__About this task__
Set down each line of the listing below exactly as it is written.

#####

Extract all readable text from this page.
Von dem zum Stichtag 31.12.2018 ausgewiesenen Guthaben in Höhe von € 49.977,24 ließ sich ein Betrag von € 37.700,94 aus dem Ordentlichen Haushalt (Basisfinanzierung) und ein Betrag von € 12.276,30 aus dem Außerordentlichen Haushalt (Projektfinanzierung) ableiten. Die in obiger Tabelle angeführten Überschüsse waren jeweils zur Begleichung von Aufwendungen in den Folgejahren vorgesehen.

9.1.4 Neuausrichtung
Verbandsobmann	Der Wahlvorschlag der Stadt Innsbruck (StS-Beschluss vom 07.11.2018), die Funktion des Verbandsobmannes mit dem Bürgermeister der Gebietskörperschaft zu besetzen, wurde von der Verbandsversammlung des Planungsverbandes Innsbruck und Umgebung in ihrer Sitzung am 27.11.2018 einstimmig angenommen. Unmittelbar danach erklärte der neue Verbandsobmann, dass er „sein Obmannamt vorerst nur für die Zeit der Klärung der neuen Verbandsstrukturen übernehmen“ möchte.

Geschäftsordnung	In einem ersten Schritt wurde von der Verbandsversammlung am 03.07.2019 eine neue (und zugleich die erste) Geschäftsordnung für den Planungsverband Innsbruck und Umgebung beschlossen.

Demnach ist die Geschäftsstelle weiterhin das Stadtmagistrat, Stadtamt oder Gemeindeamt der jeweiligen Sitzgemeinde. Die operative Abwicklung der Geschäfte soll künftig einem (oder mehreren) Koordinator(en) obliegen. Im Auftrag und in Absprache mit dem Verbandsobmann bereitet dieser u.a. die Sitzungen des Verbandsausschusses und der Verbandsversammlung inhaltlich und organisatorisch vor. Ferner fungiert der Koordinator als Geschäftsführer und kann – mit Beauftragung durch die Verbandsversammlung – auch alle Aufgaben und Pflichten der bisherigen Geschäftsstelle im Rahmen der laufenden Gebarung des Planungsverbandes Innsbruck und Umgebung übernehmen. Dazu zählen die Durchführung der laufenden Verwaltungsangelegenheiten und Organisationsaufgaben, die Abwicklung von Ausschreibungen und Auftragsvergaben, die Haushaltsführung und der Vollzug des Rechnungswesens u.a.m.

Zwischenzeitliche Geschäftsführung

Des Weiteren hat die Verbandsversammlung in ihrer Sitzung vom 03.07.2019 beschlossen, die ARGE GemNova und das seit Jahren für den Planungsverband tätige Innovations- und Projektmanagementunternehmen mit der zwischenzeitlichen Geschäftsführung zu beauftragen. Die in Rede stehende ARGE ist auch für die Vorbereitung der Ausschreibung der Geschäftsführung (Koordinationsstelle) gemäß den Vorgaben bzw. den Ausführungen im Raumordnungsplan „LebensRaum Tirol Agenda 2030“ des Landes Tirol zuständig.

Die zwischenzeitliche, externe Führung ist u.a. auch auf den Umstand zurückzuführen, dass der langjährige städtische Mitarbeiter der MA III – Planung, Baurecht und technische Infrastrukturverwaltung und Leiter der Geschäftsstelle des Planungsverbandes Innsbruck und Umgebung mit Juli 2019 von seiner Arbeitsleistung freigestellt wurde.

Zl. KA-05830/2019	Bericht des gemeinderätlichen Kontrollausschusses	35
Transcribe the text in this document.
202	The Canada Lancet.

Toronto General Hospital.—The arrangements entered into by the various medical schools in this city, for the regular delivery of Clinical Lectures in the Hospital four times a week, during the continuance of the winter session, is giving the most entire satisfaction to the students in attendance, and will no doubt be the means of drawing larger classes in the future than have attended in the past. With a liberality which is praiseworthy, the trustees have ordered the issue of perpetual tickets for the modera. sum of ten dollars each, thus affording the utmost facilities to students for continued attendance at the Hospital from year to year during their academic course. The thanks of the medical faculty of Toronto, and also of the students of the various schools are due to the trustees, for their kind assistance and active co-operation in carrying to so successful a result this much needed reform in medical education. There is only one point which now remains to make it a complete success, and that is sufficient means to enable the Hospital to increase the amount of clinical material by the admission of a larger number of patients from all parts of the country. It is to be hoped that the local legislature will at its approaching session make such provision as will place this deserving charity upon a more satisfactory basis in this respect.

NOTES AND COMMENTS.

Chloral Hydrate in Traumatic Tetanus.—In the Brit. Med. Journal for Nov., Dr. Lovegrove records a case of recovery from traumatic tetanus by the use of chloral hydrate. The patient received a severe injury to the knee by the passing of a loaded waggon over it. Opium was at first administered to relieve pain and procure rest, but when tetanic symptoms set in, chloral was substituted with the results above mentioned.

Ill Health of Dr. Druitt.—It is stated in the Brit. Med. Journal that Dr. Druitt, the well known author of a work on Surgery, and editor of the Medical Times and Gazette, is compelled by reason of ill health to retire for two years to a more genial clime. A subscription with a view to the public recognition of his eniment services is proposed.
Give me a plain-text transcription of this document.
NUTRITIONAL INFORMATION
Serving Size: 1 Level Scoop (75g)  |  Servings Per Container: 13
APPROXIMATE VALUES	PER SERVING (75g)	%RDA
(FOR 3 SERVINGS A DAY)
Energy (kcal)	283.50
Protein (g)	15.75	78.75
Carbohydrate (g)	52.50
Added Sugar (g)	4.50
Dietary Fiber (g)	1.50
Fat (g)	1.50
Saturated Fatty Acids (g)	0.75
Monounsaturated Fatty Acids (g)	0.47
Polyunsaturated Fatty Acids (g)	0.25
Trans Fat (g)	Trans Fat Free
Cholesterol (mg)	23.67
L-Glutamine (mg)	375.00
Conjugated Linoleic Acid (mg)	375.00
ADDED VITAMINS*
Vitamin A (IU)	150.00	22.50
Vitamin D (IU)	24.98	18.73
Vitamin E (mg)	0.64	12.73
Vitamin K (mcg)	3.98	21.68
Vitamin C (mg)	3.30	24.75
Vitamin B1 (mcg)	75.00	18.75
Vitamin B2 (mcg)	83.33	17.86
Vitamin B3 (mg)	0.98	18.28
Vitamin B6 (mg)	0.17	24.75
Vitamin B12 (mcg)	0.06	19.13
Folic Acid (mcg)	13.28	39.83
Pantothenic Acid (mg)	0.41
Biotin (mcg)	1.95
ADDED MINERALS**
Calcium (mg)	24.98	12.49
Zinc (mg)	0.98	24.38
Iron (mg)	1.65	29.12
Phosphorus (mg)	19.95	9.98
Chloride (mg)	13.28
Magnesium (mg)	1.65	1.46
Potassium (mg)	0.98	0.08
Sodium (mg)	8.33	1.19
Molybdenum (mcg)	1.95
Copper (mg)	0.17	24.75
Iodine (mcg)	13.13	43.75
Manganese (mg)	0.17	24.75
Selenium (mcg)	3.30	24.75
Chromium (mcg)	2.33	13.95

#####

__Reply__
Extract all readable text from this page.
Von dem zum Stichtag 31.12.2018 ausgewiesenen Guthaben in Höhe von € 49.977,24 ließ sich ein Betrag von € 37.700,94 aus dem Ordentlichen Haushalt (Basisfinanzierung) und ein Betrag von € 12.276,30 aus dem Außerordentlichen Haushalt (Projektfinanzierung) ableiten. Die in obiger Tabelle angeführten Überschüsse waren jeweils zur Begleichung von Aufwendungen in den Folgejahren vorgesehen.

9.1.4 Neuausrichtung
Verbandsobmann	Der Wahlvorschlag der Stadt Innsbruck (StS-Beschluss vom 07.11.2018), die Funktion des Verbandsobmannes mit dem Bürgermeister der Gebietskörperschaft zu besetzen, wurde von der Verbandsversammlung des Planungsverbandes Innsbruck und Umgebung in ihrer Sitzung am 27.11.2018 einstimmig angenommen. Unmittelbar danach erklärte der neue Verbandsobmann, dass er „sein Obmannamt vorerst nur für die Zeit der Klärung der neuen Verbandsstrukturen übernehmen“ möchte.

Geschäftsordnung	In einem ersten Schritt wurde von der Verbandsversammlung am 03.07.2019 eine neue (und zugleich die erste) Geschäftsordnung für den Planungsverband Innsbruck und Umgebung beschlossen.

Demnach ist die Geschäftsstelle weiterhin das Stadtmagistrat, Stadtamt oder Gemeindeamt der jeweiligen Sitzgemeinde. Die operative Abwicklung der Geschäfte soll künftig einem (oder mehreren) Koordinator(en) obliegen. Im Auftrag und in Absprache mit dem Verbandsobmann bereitet dieser u.a. die Sitzungen des Verbandsausschusses und der Verbandsversammlung inhaltlich und organisatorisch vor. Ferner fungiert der Koordinator als Geschäftsführer und kann – mit Beauftragung durch die Verbandsversammlung – auch alle Aufgaben und Pflichten der bisherigen Geschäftsstelle im Rahmen der laufenden Gebarung des Planungsverbandes Innsbruck und Umgebung übernehmen. Dazu zählen die Durchführung der laufenden Verwaltungsangelegenheiten und Organisationsaufgaben, die Abwicklung von Ausschreibungen und Auftragsvergaben, die Haushaltsführung und der Vollzug des Rechnungswesens u.a.m.

Zwischenzeitliche Geschäftsführung

Des Weiteren hat die Verbandsversammlung in ihrer Sitzung vom 03.07.2019 beschlossen, die ARGE GemNova und das seit Jahren für den Planungsverband tätige Innovations- und Projektmanagementunternehmen mit der zwischenzeitlichen Geschäftsführung zu beauftragen. Die in Rede stehende ARGE ist auch für die Vorbereitung der Ausschreibung der Geschäftsführung (Koordinationsstelle) gemäß den Vorgaben bzw. den Ausführungen im Raumordnungsplan „LebensRaum Tirol Agenda 2030“ des Landes Tirol zuständig.

Die zwischenzeitliche, externe Führung ist u.a. auch auf den Umstand zurückzuführen, dass der langjährige städtische Mitarbeiter der MA III – Planung, Baurecht und technische Infrastrukturverwaltung und Leiter der Geschäftsstelle des Planungsverbandes Innsbruck und Umgebung mit Juli 2019 von seiner Arbeitsleistung freigestellt wurde.

Zl. KA-05830/2019	Bericht des gemeinderätlichen Kontrollausschusses	35
Transcribe the text in this document.
202	The Canada Lancet.

Toronto General Hospital.—The arrangements entered into by the various medical schools in this city, for the regular delivery of Clinical Lectures in the Hospital four times a week, during the continuance of the winter session, is giving the most entire satisfaction to the students in attendance, and will no doubt be the means of drawing larger classes in the future than have attended in the past. With a liberality which is praiseworthy, the trustees have ordered the issue of perpetual tickets for the modera. sum of ten dollars each, thus affording the utmost facilities to students for continued attendance at the Hospital from year to year during their academic course. The thanks of the medical faculty of Toronto, and also of the students of the various schools are due to the trustees, for their kind assistance and active co-operation in carrying to so successful a result this much needed reform in medical education. There is only one point which now remains to make it a complete success, and that is sufficient means to enable the Hospital to increase the amount of clinical material by the admission of a larger number of patients from all parts of the country. It is to be hoped that the local legislature will at its approaching session make such provision as will place this deserving charity upon a more satisfactory basis in this respect.

NOTES AND COMMENTS.

Chloral Hydrate in Traumatic Tetanus.—In the Brit. Med. Journal for Nov., Dr. Lovegrove records a case of recovery from traumatic tetanus by the use of chloral hydrate. The patient received a severe injury to the knee by the passing of a loaded waggon over it. Opium was at first administered to relieve pain and procure rest, but when tetanic symptoms set in, chloral was substituted with the results above mentioned.

Ill Health of Dr. Druitt.—It is stated in the Brit. Med. Journal that Dr. Druitt, the well known author of a work on Surgery, and editor of the Medical Times and Gazette, is compelled by reason of ill health to retire for two years to a more genial clime. A subscription with a view to the public recognition of his eniment services is proposed.
Give me a plain-text transcription of this document.
NUTRITIONAL INFORMATION
Serving Size: 1 Level Scoop (75g)  |  Servings Per Container: 13
APPROXIMATE VALUES	PER SERVING (75g)	%RDA
(FOR 3 SERVINGS A DAY)
Energy (kcal)	283.50
Protein (g)	15.75	78.75
Carbohydrate (g)	52.50
Added Sugar (g)	4.50
Dietary Fiber (g)	1.50
Fat (g)	1.50
Saturated Fatty Acids (g)	0.75
Monounsaturated Fatty Acids (g)	0.47
Polyunsaturated Fatty Acids (g)	0.25
Trans Fat (g)	Trans Fat Free
Cholesterol (mg)	23.67
L-Glutamine (mg)	375.00
Conjugated Linoleic Acid (mg)	375.00
ADDED VITAMINS*
Vitamin A (IU)	150.00	22.50
Vitamin D (IU)	24.98	18.73
Vitamin E (mg)	0.64	12.73
Vitamin K (mcg)	3.98	21.68
Vitamin C (mg)	3.30	24.75
Vitamin B1 (mcg)	75.00	18.75
Vitamin B2 (mcg)	83.33	17.86
Vitamin B3 (mg)	0.98	18.28
Vitamin B6 (mg)	0.17	24.75
Vitamin B12 (mcg)	0.06	19.13
Folic Acid (mcg)	13.28	39.83
Pantothenic Acid (mg)	0.41
Biotin (mcg)	1.95
ADDED MINERALS**
Calcium (mg)	24.98	12.49
Zinc (mg)	0.98	24.38
Iron (mg)	1.65	29.12
Phosphorus (mg)	19.95	9.98
Chloride (mg)	13.28
Magnesium (mg)	1.65	1.46
Potassium (mg)	0.98	0.08
Sodium (mg)	8.33	1.19
Molybdenum (mcg)	1.95
Copper (mg)	0.17	24.75
Iodine (mcg)	13.13	43.75
Manganese (mg)	0.17	24.75
Selenium (mcg)	3.30	24.75
Chromium (mcg)	2.33	13.95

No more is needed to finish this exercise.